• [Exercise directions]
Give the count of lines in the data that include "badge", with no other words.

• [Dataset content]
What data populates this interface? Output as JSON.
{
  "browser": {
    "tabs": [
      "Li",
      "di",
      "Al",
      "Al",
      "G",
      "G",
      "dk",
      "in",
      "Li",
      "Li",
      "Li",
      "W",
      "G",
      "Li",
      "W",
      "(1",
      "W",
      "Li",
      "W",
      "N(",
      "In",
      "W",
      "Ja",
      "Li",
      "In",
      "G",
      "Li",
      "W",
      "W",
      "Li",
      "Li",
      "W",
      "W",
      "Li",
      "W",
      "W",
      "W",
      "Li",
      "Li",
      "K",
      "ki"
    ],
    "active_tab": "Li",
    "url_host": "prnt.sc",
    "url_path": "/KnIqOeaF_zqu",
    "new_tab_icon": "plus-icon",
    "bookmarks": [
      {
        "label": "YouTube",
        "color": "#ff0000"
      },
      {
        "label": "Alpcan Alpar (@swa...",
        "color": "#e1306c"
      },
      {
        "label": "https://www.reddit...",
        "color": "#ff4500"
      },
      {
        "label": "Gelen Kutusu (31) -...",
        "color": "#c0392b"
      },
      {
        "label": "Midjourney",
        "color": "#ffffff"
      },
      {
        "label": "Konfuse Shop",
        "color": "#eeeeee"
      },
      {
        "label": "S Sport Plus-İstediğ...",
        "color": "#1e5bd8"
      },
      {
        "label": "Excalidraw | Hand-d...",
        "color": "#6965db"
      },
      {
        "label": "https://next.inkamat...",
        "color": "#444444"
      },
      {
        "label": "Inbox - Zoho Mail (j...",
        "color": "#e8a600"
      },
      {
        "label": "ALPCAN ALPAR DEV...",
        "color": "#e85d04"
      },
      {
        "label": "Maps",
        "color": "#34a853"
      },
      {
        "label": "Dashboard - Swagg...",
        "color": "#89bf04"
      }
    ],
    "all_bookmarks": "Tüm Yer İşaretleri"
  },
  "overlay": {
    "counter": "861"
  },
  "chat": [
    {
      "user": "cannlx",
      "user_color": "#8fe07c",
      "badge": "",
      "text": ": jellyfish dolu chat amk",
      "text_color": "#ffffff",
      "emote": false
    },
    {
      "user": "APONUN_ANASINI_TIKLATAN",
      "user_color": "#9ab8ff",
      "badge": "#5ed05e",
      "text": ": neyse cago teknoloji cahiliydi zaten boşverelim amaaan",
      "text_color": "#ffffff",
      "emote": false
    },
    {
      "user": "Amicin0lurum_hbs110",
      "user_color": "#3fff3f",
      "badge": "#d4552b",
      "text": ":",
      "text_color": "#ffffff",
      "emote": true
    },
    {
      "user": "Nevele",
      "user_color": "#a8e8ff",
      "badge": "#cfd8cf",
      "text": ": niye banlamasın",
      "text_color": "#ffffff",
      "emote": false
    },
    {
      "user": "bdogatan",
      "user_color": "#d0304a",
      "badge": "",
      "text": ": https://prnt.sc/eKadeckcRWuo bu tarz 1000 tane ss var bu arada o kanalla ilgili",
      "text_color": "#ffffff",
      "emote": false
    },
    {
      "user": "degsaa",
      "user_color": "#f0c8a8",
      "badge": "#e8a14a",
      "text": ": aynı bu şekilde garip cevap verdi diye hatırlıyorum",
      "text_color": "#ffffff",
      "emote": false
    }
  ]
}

• [Result below]
6